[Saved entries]
-- start --
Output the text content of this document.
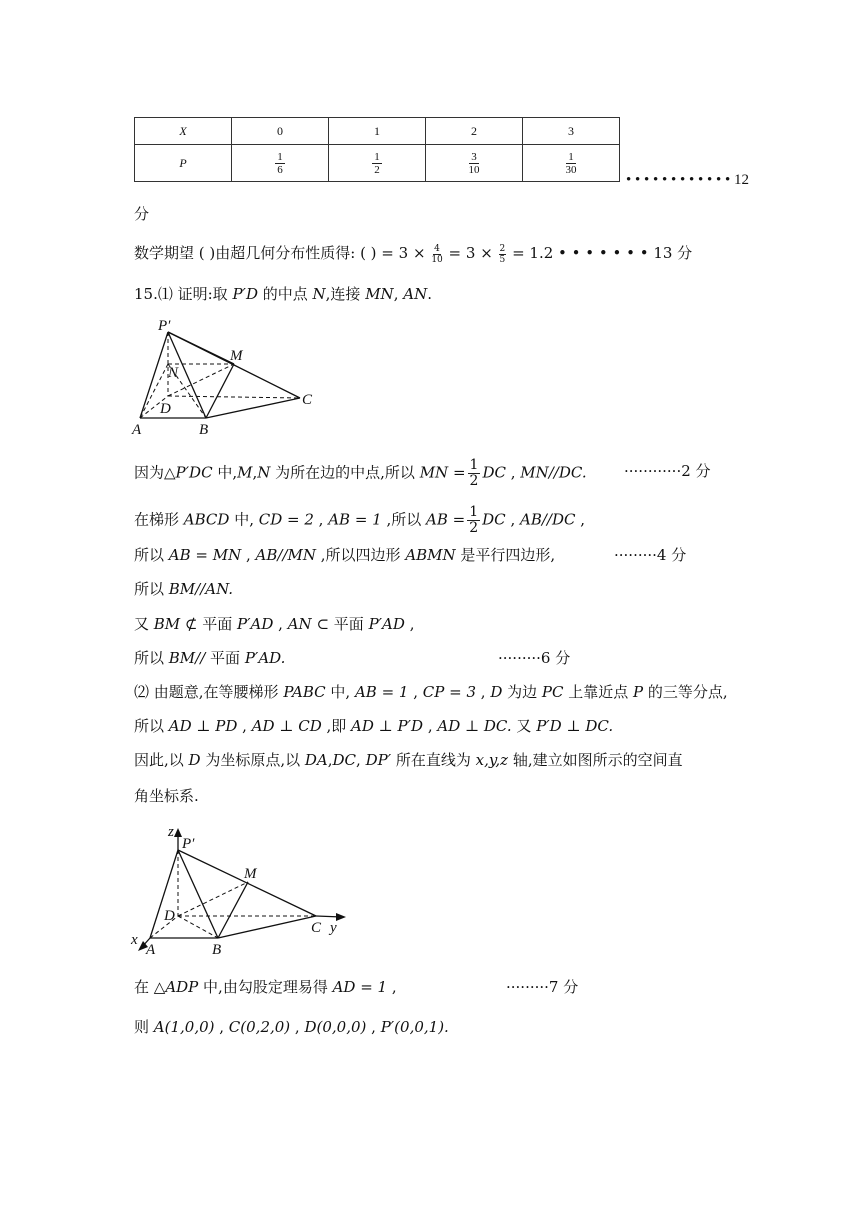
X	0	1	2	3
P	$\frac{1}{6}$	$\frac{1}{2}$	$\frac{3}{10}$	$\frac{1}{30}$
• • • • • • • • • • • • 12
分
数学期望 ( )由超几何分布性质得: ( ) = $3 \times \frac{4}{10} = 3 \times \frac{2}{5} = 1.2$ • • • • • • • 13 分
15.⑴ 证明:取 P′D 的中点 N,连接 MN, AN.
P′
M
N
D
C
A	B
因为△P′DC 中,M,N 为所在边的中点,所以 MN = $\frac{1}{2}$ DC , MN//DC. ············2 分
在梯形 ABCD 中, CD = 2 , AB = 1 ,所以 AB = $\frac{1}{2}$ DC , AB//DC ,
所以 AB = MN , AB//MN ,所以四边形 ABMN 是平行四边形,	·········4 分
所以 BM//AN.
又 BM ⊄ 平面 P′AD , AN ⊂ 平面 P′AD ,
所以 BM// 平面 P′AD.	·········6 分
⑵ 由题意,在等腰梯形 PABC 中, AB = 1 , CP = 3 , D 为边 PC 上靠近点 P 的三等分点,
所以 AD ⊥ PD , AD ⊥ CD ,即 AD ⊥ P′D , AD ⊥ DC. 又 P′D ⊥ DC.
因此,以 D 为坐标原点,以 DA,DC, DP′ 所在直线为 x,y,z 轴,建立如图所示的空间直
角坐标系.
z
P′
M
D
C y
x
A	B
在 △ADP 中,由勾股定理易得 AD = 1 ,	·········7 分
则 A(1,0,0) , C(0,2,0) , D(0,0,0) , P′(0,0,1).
-- end --
▸ **Your goal**: Copy out each record shown above without alteration, skipping any picture.

▸ **Exercise result**:
Output the text content of this document.
X	0	1	2	3
P	$\frac{1}{6}$	$\frac{1}{2}$	$\frac{3}{10}$	$\frac{1}{30}$
• • • • • • • • • • • • 12
分
数学期望 ( )由超几何分布性质得: ( ) = $3 \times \frac{4}{10} = 3 \times \frac{2}{5} = 1.2$ • • • • • • • 13 分
15.⑴ 证明:取 P′D 的中点 N,连接 MN, AN.
P′
M
N
D
C
A	B
因为△P′DC 中,M,N 为所在边的中点,所以 MN = $\frac{1}{2}$ DC , MN//DC. ············2 分
在梯形 ABCD 中, CD = 2 , AB = 1 ,所以 AB = $\frac{1}{2}$ DC , AB//DC ,
所以 AB = MN , AB//MN ,所以四边形 ABMN 是平行四边形,	·········4 分
所以 BM//AN.
又 BM ⊄ 平面 P′AD , AN ⊂ 平面 P′AD ,
所以 BM// 平面 P′AD.	·········6 分
⑵ 由题意,在等腰梯形 PABC 中, AB = 1 , CP = 3 , D 为边 PC 上靠近点 P 的三等分点,
所以 AD ⊥ PD , AD ⊥ CD ,即 AD ⊥ P′D , AD ⊥ DC. 又 P′D ⊥ DC.
因此,以 D 为坐标原点,以 DA,DC, DP′ 所在直线为 x,y,z 轴,建立如图所示的空间直
角坐标系.
z
P′
M
D
C y
x
A	B
在 △ADP 中,由勾股定理易得 AD = 1 ,	·········7 分
则 A(1,0,0) , C(0,2,0) , D(0,0,0) , P′(0,0,1).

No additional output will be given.